**The request**
Reproduce the material in full, exactly as written.

Records about charts and figures
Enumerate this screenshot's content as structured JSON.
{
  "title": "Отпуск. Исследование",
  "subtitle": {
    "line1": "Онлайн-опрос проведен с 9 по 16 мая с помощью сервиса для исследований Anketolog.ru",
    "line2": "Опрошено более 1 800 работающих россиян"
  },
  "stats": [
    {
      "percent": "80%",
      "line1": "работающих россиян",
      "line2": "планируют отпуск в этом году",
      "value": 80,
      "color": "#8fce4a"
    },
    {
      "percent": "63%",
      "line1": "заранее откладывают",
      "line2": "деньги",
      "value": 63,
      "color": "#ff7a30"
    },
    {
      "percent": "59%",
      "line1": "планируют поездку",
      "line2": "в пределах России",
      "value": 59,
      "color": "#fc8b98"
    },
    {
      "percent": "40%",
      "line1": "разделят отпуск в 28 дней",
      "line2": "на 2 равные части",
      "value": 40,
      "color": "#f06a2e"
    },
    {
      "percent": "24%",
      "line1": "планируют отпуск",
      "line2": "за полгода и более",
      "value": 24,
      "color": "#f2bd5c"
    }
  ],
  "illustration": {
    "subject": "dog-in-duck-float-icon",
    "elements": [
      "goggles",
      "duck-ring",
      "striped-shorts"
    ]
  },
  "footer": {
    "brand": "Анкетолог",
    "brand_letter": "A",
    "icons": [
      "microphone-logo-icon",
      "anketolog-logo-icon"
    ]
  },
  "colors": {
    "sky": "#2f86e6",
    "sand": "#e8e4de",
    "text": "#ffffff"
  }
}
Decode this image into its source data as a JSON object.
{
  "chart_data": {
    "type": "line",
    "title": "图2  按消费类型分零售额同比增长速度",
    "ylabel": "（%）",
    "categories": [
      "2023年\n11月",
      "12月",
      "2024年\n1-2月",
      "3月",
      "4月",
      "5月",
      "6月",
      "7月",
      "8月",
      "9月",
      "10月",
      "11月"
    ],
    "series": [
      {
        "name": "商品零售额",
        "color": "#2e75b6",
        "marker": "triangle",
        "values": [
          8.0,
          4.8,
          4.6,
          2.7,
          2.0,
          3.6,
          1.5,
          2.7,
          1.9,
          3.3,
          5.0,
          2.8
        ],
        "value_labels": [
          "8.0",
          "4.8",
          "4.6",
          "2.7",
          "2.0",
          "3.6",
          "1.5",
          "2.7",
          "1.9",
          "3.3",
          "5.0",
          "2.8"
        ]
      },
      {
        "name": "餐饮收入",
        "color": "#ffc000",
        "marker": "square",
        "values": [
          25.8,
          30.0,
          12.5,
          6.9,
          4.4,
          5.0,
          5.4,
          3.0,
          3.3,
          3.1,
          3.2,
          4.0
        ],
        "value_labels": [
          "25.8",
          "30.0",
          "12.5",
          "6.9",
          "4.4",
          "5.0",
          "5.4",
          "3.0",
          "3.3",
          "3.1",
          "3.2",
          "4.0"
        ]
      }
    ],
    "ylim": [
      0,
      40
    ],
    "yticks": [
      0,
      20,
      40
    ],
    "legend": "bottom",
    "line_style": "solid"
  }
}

**Result**
Enumerate this screenshot's content as structured JSON.
{
  "title": "Отпуск. Исследование",
  "subtitle": {
    "line1": "Онлайн-опрос проведен с 9 по 16 мая с помощью сервиса для исследований Anketolog.ru",
    "line2": "Опрошено более 1 800 работающих россиян"
  },
  "stats": [
    {
      "percent": "80%",
      "line1": "работающих россиян",
      "line2": "планируют отпуск в этом году",
      "value": 80,
      "color": "#8fce4a"
    },
    {
      "percent": "63%",
      "line1": "заранее откладывают",
      "line2": "деньги",
      "value": 63,
      "color": "#ff7a30"
    },
    {
      "percent": "59%",
      "line1": "планируют поездку",
      "line2": "в пределах России",
      "value": 59,
      "color": "#fc8b98"
    },
    {
      "percent": "40%",
      "line1": "разделят отпуск в 28 дней",
      "line2": "на 2 равные части",
      "value": 40,
      "color": "#f06a2e"
    },
    {
      "percent": "24%",
      "line1": "планируют отпуск",
      "line2": "за полгода и более",
      "value": 24,
      "color": "#f2bd5c"
    }
  ],
  "illustration": {
    "subject": "dog-in-duck-float-icon",
    "elements": [
      "goggles",
      "duck-ring",
      "striped-shorts"
    ]
  },
  "footer": {
    "brand": "Анкетолог",
    "brand_letter": "A",
    "icons": [
      "microphone-logo-icon",
      "anketolog-logo-icon"
    ]
  },
  "colors": {
    "sky": "#2f86e6",
    "sand": "#e8e4de",
    "text": "#ffffff"
  }
}
Decode this image into its source data as a JSON object.
{
  "chart_data": {
    "type": "line",
    "title": "图2  按消费类型分零售额同比增长速度",
    "ylabel": "（%）",
    "categories": [
      "2023年\n11月",
      "12月",
      "2024年\n1-2月",
      "3月",
      "4月",
      "5月",
      "6月",
      "7月",
      "8月",
      "9月",
      "10月",
      "11月"
    ],
    "series": [
      {
        "name": "商品零售额",
        "color": "#2e75b6",
        "marker": "triangle",
        "values": [
          8.0,
          4.8,
          4.6,
          2.7,
          2.0,
          3.6,
          1.5,
          2.7,
          1.9,
          3.3,
          5.0,
          2.8
        ],
        "value_labels": [
          "8.0",
          "4.8",
          "4.6",
          "2.7",
          "2.0",
          "3.6",
          "1.5",
          "2.7",
          "1.9",
          "3.3",
          "5.0",
          "2.8"
        ]
      },
      {
        "name": "餐饮收入",
        "color": "#ffc000",
        "marker": "square",
        "values": [
          25.8,
          30.0,
          12.5,
          6.9,
          4.4,
          5.0,
          5.4,
          3.0,
          3.3,
          3.1,
          3.2,
          4.0
        ],
        "value_labels": [
          "25.8",
          "30.0",
          "12.5",
          "6.9",
          "4.4",
          "5.0",
          "5.4",
          "3.0",
          "3.3",
          "3.1",
          "3.2",
          "4.0"
        ]
      }
    ],
    "ylim": [
      0,
      40
    ],
    "yticks": [
      0,
      20,
      40
    ],
    "legend": "bottom",
    "line_style": "solid"
  }
}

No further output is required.